• _EXTRACTED MATERIAL_:
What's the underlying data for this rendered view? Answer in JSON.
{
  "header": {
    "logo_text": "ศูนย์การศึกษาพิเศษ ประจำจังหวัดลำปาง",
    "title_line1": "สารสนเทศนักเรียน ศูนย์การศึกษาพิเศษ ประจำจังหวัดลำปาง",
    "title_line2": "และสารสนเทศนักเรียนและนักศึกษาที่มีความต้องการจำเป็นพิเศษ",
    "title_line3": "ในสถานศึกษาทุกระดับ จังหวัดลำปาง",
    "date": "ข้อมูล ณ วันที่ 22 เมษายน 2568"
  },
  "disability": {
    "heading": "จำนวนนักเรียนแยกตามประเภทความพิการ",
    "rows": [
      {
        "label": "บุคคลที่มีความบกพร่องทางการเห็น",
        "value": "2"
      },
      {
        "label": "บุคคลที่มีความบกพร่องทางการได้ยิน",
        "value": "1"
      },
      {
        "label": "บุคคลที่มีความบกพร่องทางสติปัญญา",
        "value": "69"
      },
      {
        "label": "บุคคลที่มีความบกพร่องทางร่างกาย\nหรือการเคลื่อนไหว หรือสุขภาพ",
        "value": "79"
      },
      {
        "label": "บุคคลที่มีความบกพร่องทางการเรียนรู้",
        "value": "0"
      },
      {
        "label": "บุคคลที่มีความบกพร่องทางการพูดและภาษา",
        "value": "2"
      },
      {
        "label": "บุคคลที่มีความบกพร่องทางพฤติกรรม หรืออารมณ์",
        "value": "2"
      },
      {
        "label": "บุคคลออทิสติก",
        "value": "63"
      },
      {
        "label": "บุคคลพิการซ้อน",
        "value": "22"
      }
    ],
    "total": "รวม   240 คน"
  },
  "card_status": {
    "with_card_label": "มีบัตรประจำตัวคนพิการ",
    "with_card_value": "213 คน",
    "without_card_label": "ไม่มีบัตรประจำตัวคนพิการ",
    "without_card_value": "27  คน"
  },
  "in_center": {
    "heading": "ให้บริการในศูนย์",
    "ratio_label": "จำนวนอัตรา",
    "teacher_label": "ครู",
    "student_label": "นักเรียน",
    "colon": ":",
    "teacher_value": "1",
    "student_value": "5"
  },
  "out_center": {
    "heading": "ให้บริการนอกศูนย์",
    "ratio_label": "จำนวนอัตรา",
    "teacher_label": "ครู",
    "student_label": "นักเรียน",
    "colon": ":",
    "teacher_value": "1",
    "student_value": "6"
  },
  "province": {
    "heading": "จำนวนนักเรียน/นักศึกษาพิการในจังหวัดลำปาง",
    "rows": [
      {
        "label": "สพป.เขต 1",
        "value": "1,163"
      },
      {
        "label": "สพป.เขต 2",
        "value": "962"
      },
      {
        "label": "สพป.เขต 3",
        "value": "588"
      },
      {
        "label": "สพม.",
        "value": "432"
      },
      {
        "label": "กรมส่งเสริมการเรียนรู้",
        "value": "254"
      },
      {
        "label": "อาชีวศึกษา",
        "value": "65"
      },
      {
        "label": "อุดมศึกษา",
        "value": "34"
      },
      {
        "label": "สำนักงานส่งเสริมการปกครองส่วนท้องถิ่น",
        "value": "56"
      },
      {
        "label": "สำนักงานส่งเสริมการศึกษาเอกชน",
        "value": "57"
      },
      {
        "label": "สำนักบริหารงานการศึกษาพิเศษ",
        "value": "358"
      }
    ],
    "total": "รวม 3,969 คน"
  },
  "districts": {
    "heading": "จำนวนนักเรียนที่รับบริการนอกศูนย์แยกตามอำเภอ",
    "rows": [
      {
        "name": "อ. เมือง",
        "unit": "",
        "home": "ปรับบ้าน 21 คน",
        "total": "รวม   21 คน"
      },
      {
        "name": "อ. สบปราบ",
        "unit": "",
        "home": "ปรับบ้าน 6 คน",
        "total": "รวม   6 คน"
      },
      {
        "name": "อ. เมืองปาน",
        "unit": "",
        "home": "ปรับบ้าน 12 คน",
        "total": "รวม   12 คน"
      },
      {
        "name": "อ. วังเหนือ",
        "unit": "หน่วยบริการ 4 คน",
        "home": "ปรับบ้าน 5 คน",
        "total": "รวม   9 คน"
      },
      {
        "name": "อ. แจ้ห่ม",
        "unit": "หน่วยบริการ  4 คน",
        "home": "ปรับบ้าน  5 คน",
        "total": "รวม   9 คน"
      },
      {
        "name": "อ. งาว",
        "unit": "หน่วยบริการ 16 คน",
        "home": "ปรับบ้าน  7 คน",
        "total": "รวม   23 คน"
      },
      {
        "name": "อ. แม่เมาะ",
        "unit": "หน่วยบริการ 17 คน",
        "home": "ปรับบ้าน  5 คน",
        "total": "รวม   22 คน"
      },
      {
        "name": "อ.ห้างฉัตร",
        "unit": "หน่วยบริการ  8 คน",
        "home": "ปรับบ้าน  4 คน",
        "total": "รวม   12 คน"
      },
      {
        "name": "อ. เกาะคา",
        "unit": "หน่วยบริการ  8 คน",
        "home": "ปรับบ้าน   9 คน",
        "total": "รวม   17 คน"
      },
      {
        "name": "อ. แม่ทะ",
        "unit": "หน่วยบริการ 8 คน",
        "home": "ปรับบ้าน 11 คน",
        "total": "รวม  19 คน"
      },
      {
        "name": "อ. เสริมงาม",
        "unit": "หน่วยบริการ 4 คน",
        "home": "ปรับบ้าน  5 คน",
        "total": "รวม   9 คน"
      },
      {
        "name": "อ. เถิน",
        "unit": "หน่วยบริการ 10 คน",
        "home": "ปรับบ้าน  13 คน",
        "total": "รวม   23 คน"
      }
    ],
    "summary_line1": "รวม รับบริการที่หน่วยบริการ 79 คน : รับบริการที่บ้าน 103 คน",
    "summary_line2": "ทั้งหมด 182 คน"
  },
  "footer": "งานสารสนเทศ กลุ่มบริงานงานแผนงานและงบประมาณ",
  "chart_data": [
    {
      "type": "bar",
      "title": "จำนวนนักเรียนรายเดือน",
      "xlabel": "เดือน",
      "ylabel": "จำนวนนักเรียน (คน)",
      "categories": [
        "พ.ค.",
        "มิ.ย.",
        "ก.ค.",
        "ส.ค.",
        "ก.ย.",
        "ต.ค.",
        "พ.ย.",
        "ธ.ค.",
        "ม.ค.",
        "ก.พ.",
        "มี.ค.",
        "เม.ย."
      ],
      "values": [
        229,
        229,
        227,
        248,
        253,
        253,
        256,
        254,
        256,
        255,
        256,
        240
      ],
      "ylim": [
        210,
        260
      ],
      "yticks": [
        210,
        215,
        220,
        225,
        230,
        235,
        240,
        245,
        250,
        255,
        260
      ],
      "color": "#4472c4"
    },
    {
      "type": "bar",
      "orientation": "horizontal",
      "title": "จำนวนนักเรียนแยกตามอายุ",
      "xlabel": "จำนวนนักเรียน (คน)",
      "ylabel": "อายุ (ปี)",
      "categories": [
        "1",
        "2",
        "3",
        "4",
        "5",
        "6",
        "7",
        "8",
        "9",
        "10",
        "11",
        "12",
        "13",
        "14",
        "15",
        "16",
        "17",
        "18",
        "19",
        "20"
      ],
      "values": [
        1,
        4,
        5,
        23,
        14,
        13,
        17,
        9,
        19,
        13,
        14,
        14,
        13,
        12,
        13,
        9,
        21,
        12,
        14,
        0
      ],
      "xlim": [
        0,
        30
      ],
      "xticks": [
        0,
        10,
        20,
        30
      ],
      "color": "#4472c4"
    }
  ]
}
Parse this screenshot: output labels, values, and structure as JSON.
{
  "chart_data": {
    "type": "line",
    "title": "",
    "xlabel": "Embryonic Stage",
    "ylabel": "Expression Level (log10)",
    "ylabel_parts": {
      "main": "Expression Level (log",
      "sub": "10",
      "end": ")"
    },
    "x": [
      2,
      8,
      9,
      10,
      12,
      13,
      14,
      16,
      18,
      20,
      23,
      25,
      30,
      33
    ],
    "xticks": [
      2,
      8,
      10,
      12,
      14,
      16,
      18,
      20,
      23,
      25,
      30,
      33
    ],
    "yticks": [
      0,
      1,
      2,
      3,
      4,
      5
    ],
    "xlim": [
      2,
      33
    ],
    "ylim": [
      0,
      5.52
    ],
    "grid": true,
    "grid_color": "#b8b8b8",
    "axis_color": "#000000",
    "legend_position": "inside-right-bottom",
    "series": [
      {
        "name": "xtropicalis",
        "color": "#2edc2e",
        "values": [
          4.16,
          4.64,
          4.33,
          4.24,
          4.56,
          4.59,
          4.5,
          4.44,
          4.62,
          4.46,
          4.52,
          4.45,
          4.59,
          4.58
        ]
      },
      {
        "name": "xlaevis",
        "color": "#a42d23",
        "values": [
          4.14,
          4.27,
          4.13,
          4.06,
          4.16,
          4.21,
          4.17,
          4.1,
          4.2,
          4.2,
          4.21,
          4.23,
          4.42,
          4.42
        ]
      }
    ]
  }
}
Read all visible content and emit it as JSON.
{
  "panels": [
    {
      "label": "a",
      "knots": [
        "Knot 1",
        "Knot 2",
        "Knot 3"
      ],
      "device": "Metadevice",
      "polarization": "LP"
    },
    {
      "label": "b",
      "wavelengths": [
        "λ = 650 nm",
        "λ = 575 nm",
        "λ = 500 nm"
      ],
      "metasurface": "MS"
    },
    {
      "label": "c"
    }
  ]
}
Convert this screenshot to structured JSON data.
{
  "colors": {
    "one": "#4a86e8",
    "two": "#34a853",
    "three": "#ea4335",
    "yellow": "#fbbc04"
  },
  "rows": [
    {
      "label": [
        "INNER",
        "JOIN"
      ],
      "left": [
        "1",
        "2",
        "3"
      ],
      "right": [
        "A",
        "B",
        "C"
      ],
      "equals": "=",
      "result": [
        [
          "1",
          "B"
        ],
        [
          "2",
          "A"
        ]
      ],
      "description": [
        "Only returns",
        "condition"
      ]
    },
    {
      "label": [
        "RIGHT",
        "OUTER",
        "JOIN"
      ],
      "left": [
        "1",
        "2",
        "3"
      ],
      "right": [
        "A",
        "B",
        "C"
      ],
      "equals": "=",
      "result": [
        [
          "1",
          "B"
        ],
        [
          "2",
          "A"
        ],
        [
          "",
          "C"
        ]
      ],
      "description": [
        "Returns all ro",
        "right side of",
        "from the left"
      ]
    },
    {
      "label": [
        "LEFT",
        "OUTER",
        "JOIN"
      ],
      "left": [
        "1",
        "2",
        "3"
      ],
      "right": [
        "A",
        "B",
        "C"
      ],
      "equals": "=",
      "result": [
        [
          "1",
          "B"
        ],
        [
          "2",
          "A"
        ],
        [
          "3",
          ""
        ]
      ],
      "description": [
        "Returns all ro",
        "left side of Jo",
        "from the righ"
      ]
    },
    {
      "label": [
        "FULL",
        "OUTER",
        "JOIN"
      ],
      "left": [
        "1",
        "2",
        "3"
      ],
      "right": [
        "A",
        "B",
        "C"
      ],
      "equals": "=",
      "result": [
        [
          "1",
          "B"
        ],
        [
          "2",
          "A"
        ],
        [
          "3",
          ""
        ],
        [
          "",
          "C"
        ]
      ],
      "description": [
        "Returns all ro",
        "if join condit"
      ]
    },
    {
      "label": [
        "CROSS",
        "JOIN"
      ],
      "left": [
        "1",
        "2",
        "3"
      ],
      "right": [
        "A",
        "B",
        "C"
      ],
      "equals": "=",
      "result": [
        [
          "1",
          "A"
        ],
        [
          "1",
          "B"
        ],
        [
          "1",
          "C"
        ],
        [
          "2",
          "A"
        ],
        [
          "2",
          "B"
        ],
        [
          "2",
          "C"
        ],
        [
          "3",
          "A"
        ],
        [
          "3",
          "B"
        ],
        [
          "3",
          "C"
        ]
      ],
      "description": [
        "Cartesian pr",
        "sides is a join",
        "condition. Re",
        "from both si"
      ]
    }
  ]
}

• _CHALLENGE_: Tell how many lines of the data above hold the string "การนอกศ". Give only the number.

• _COMPLETED TASK_: 2